Dataset entries:
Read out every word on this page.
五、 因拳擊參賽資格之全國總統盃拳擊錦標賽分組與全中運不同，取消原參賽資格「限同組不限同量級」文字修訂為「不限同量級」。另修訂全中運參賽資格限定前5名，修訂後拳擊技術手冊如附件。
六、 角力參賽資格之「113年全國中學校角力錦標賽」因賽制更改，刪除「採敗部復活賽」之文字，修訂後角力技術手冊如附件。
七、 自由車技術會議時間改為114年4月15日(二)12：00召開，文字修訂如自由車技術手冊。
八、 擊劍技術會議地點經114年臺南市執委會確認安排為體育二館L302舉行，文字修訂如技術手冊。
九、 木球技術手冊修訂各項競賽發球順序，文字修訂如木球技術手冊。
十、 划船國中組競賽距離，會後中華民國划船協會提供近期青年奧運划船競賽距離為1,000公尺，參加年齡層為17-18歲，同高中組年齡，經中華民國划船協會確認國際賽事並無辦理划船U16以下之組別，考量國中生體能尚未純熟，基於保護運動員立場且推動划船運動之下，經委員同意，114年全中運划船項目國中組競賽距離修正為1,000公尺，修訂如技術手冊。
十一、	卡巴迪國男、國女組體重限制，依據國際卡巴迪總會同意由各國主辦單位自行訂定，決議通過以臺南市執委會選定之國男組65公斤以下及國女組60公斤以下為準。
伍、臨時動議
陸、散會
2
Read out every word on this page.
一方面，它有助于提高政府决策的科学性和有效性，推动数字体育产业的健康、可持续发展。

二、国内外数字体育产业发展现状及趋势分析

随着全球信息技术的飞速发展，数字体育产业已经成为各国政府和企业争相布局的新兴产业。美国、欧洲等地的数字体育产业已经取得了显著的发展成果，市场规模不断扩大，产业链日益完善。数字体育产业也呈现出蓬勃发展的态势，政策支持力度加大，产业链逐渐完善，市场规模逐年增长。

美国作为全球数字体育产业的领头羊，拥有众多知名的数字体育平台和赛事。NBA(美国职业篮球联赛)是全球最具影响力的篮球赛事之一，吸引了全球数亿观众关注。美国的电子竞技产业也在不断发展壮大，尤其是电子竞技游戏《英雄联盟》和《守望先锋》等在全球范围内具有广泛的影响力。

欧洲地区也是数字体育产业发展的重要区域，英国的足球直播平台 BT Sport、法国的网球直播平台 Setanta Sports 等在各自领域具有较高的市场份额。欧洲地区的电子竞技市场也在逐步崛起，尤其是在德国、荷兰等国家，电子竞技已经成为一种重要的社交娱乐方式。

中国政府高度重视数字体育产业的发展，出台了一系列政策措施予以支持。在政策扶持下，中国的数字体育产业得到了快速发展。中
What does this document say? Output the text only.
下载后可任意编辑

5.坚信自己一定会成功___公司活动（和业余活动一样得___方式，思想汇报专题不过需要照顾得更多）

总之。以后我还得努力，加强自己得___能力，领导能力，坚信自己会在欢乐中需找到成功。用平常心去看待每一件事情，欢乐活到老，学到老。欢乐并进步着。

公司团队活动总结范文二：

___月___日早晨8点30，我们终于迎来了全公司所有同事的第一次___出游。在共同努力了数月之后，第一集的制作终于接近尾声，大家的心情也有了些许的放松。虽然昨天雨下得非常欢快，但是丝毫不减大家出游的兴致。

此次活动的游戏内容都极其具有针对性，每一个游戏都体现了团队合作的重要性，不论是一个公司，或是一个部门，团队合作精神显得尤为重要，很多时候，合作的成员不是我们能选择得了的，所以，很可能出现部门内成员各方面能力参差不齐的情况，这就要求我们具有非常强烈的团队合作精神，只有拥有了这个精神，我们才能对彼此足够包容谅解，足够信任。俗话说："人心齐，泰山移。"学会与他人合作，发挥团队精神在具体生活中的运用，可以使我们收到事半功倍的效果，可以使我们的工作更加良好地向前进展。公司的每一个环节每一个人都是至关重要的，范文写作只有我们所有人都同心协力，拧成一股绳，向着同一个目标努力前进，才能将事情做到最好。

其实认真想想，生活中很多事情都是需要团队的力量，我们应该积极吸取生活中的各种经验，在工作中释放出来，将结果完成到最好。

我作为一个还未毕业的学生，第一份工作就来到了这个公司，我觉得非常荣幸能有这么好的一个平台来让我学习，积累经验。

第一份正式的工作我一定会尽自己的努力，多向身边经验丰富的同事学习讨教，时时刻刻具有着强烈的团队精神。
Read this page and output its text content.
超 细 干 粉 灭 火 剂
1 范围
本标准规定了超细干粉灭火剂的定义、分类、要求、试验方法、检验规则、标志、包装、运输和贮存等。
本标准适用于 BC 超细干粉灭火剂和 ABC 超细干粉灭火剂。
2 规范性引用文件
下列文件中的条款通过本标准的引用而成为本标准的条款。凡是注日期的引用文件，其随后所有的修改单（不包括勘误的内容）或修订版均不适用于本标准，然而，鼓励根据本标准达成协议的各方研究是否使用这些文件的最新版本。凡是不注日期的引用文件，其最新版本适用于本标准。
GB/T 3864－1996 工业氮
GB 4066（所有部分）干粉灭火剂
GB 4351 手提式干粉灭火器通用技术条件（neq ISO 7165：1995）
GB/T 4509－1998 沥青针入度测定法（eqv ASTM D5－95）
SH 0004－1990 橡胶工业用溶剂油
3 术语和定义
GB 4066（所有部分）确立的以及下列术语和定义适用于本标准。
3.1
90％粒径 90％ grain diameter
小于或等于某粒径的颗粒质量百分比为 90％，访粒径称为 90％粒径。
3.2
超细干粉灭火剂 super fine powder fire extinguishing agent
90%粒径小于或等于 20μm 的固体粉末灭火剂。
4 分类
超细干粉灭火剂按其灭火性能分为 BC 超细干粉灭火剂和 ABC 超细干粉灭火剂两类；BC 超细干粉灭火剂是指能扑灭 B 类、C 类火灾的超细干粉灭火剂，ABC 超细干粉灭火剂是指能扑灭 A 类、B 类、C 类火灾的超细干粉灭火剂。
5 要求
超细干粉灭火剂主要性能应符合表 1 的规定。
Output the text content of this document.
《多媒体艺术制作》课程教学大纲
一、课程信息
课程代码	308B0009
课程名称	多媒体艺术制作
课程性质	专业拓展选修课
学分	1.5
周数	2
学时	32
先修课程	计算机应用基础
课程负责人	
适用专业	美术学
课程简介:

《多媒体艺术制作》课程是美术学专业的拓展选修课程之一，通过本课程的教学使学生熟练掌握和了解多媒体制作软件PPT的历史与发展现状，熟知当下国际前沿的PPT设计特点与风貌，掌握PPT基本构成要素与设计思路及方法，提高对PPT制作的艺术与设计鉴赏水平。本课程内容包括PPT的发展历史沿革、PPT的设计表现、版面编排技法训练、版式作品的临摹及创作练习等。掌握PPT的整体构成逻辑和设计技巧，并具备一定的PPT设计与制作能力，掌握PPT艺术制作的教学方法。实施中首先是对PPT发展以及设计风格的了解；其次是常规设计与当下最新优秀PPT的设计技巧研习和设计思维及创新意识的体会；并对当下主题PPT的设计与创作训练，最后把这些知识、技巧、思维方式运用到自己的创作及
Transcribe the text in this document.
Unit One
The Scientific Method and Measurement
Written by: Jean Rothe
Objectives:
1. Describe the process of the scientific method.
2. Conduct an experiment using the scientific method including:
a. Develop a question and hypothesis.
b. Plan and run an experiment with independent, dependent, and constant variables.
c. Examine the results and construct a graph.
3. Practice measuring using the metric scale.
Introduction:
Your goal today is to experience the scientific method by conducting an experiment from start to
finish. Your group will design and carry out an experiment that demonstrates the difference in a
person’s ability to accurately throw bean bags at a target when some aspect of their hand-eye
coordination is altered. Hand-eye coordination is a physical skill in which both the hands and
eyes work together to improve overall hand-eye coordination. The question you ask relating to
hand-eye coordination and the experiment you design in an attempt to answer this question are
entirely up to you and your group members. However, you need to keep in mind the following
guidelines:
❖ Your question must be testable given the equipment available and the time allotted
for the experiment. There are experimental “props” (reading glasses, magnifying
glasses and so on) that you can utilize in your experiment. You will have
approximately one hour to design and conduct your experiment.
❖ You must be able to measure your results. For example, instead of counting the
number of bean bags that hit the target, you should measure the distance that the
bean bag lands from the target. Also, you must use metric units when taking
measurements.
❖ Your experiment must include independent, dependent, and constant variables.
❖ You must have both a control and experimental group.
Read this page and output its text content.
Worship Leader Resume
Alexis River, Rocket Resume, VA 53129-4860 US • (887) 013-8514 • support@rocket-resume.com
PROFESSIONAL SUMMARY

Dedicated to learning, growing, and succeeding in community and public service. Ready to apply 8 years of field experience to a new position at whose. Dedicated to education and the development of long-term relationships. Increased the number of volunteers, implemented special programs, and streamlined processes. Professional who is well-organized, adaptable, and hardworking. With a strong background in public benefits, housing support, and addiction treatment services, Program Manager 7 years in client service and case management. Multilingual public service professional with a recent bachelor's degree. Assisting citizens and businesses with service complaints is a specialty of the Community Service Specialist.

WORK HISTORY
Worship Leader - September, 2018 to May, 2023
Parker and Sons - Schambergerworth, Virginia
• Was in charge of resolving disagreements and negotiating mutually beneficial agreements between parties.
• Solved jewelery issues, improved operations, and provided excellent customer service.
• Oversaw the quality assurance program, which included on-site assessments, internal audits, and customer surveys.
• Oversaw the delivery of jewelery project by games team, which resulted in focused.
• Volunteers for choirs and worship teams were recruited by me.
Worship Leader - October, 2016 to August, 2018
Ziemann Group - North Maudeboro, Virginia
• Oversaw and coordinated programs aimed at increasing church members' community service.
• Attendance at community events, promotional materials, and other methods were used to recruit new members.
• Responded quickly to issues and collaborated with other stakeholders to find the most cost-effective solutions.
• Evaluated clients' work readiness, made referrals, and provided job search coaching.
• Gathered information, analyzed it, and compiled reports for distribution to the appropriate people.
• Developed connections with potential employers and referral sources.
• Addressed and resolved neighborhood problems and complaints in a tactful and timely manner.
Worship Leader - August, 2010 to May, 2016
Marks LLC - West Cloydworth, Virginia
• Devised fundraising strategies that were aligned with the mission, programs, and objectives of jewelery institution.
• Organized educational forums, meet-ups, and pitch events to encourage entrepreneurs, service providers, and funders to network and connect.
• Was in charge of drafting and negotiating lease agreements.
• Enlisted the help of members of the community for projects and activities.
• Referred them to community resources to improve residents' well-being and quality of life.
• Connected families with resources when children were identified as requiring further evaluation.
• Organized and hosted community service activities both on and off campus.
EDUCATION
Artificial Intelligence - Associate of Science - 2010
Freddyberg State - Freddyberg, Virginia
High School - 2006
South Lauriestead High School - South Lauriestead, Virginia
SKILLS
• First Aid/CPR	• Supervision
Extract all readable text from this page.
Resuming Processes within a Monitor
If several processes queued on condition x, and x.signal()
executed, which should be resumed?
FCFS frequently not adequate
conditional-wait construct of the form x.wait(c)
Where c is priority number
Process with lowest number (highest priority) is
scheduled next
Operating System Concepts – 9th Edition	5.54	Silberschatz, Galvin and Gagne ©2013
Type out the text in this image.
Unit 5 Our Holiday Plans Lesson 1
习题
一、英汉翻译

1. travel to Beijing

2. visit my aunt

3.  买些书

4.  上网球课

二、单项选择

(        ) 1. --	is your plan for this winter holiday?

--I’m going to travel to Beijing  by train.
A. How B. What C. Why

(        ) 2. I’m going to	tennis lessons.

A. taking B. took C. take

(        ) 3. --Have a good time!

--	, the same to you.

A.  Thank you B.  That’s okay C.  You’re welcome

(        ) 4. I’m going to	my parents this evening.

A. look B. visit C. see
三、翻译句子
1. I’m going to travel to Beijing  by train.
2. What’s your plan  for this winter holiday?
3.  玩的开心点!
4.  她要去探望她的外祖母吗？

Task goal: Show every line of the listing in which the string "provided" can be found.

Answer in full:
• Solved jewelery issues, improved operations, and provided excellent customer service.
• Evaluated clients' work readiness, made referrals, and provided job search coaching.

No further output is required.